(What the exercise asks): Update the material below by replacing every "Ellipse shape" with "Oval shape", and reproduce all the lines with nothing else changed.

+ + + + +

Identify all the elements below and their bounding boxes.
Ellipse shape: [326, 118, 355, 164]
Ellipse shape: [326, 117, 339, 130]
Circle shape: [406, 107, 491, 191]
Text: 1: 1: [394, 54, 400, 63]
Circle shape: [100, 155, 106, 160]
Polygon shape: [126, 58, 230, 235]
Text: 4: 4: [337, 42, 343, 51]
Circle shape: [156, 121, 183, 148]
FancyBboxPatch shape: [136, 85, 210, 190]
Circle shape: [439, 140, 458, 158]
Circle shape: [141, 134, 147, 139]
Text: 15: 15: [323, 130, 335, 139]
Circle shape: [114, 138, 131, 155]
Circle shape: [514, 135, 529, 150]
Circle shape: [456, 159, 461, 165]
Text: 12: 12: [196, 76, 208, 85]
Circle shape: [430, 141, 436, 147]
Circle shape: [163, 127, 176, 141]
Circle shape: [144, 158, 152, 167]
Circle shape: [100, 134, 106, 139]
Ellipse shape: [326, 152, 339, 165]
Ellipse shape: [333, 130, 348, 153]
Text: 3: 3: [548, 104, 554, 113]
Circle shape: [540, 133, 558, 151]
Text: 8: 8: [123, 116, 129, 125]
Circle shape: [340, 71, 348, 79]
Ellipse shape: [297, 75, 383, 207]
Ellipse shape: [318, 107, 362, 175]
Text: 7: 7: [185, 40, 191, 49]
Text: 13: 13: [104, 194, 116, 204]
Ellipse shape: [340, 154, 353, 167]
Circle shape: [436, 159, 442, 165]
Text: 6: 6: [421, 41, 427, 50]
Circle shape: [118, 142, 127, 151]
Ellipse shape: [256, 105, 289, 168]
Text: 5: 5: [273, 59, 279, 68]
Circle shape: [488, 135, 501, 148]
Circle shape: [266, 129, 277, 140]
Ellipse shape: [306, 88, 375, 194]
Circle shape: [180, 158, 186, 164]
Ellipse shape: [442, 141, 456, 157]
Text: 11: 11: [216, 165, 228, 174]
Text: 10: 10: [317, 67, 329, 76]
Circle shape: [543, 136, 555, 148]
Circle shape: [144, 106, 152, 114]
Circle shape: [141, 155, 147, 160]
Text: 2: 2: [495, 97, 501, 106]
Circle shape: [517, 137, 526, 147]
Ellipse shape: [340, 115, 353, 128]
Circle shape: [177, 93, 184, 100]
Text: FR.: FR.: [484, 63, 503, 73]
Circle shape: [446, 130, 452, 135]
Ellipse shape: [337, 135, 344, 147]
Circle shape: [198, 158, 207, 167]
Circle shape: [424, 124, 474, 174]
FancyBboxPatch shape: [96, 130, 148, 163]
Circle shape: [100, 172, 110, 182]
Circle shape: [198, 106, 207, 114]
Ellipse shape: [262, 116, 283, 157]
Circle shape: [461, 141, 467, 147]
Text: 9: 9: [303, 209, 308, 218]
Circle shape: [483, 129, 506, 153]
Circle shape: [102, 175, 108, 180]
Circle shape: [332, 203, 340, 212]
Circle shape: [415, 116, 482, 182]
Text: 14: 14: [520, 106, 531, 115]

+ + + + +

(The completed task):
Identify all the elements below and their bounding boxes.
Oval shape: [326, 118, 355, 164]
Oval shape: [326, 117, 339, 130]
Circle shape: [406, 107, 491, 191]
Text: 1: 1: [394, 54, 400, 63]
Circle shape: [100, 155, 106, 160]
Polygon shape: [126, 58, 230, 235]
Text: 4: 4: [337, 42, 343, 51]
Circle shape: [156, 121, 183, 148]
FancyBboxPatch shape: [136, 85, 210, 190]
Circle shape: [439, 140, 458, 158]
Circle shape: [141, 134, 147, 139]
Text: 15: 15: [323, 130, 335, 139]
Circle shape: [114, 138, 131, 155]
Circle shape: [514, 135, 529, 150]
Circle shape: [456, 159, 461, 165]
Text: 12: 12: [196, 76, 208, 85]
Circle shape: [430, 141, 436, 147]
Circle shape: [163, 127, 176, 141]
Circle shape: [144, 158, 152, 167]
Circle shape: [100, 134, 106, 139]
Oval shape: [326, 152, 339, 165]
Oval shape: [333, 130, 348, 153]
Text: 3: 3: [548, 104, 554, 113]
Circle shape: [540, 133, 558, 151]
Text: 8: 8: [123, 116, 129, 125]
Circle shape: [340, 71, 348, 79]
Oval shape: [297, 75, 383, 207]
Oval shape: [318, 107, 362, 175]
Text: 7: 7: [185, 40, 191, 49]
Text: 13: 13: [104, 194, 116, 204]
Oval shape: [340, 154, 353, 167]
Circle shape: [436, 159, 442, 165]
Text: 6: 6: [421, 41, 427, 50]
Circle shape: [118, 142, 127, 151]
Oval shape: [256, 105, 289, 168]
Text: 5: 5: [273, 59, 279, 68]
Circle shape: [488, 135, 501, 148]
Circle shape: [266, 129, 277, 140]
Oval shape: [306, 88, 375, 194]
Circle shape: [180, 158, 186, 164]
Oval shape: [442, 141, 456, 157]
Text: 11: 11: [216, 165, 228, 174]
Text: 10: 10: [317, 67, 329, 76]
Circle shape: [543, 136, 555, 148]
Circle shape: [144, 106, 152, 114]
Circle shape: [141, 155, 147, 160]
Text: 2: 2: [495, 97, 501, 106]
Circle shape: [517, 137, 526, 147]
Oval shape: [340, 115, 353, 128]
Circle shape: [177, 93, 184, 100]
Text: FR.: FR.: [484, 63, 503, 73]
Circle shape: [446, 130, 452, 135]
Oval shape: [337, 135, 344, 147]
Circle shape: [198, 158, 207, 167]
Circle shape: [424, 124, 474, 174]
FancyBboxPatch shape: [96, 130, 148, 163]
Circle shape: [100, 172, 110, 182]
Circle shape: [198, 106, 207, 114]
Oval shape: [262, 116, 283, 157]
Circle shape: [461, 141, 467, 147]
Text: 9: 9: [303, 209, 308, 218]
Circle shape: [483, 129, 506, 153]
Circle shape: [102, 175, 108, 180]
Circle shape: [332, 203, 340, 212]
Circle shape: [415, 116, 482, 182]
Text: 14: 14: [520, 106, 531, 115]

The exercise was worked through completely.